__DATA SHOWN__.

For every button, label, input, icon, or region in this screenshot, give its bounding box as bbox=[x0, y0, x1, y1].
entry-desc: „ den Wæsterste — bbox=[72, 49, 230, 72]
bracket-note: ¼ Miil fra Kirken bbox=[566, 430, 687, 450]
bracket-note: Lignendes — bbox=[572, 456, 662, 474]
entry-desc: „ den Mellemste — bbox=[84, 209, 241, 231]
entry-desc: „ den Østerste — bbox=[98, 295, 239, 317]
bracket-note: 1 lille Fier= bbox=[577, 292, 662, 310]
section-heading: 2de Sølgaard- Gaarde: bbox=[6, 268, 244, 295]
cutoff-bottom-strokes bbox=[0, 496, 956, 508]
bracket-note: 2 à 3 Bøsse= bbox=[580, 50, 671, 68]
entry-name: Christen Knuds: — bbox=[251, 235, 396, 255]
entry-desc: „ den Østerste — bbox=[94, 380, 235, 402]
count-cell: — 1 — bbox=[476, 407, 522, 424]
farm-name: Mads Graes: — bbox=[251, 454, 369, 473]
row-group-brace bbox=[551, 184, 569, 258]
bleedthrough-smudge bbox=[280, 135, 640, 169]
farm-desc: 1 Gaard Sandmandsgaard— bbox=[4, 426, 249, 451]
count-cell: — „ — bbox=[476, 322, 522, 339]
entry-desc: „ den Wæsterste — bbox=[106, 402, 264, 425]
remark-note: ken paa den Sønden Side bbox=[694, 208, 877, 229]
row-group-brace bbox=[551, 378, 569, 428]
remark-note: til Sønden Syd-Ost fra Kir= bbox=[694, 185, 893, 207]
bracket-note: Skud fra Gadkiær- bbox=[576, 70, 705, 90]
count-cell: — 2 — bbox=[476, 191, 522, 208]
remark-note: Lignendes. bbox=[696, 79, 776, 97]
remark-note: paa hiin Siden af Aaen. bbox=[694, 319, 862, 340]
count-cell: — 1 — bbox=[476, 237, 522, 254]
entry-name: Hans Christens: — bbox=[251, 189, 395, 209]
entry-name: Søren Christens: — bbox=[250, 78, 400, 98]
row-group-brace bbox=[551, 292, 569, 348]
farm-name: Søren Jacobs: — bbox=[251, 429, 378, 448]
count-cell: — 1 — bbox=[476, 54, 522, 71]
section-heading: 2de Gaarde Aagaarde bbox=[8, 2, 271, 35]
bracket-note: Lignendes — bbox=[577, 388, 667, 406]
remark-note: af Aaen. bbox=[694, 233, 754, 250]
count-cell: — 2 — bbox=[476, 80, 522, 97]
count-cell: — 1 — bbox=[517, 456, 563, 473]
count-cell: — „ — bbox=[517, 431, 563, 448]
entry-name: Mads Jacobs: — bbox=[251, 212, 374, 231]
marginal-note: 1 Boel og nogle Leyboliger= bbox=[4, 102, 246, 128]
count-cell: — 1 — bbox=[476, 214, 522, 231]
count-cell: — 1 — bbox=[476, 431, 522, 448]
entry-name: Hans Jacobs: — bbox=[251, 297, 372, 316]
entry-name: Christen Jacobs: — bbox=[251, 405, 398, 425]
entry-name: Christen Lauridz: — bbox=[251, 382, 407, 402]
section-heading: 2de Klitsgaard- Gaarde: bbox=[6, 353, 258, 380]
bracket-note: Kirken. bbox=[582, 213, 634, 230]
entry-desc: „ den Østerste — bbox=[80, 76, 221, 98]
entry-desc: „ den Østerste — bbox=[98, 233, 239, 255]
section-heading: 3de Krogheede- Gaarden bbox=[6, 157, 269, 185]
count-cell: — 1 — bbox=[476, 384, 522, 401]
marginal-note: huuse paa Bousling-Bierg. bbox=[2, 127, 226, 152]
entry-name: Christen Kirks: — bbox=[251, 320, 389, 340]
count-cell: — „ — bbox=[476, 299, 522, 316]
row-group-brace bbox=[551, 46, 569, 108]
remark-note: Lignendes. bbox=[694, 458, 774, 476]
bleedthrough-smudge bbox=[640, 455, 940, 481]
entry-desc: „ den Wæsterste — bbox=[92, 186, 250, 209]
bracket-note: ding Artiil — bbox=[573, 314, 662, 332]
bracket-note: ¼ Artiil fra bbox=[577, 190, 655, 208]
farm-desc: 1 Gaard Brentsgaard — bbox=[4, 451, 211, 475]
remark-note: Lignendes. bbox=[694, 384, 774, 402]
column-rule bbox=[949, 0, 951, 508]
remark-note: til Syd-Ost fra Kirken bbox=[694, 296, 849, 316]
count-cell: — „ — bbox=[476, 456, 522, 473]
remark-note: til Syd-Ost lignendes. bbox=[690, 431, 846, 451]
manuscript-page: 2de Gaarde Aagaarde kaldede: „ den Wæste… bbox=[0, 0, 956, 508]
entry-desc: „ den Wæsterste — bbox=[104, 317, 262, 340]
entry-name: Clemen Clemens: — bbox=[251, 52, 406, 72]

__GIVEN EXERCISE__.
Render the entries from the first line through the line containing "entry-name: Christen Knuds: —", including that line, as a numbered list with blank lines left out and nothing else added.

__FULL OUTPUT__.
1. For every button, label, input, icon, or region in this screenshot, give its bounding box as bbox=[x0, y0, x1, y1].
2. entry-desc: „ den Wæsterste — bbox=[72, 49, 230, 72]
3. bracket-note: ¼ Miil fra Kirken bbox=[566, 430, 687, 450]
4. bracket-note: Lignendes — bbox=[572, 456, 662, 474]
5. entry-desc: „ den Mellemste — bbox=[84, 209, 241, 231]
6. entry-desc: „ den Østerste — bbox=[98, 295, 239, 317]
7. bracket-note: 1 lille Fier= bbox=[577, 292, 662, 310]
8. section-heading: 2de Sølgaard- Gaarde: bbox=[6, 268, 244, 295]
9. cutoff-bottom-strokes bbox=[0, 496, 956, 508]
10. bracket-note: 2 à 3 Bøsse= bbox=[580, 50, 671, 68]
11. entry-name: Christen Knuds: — bbox=[251, 235, 396, 255]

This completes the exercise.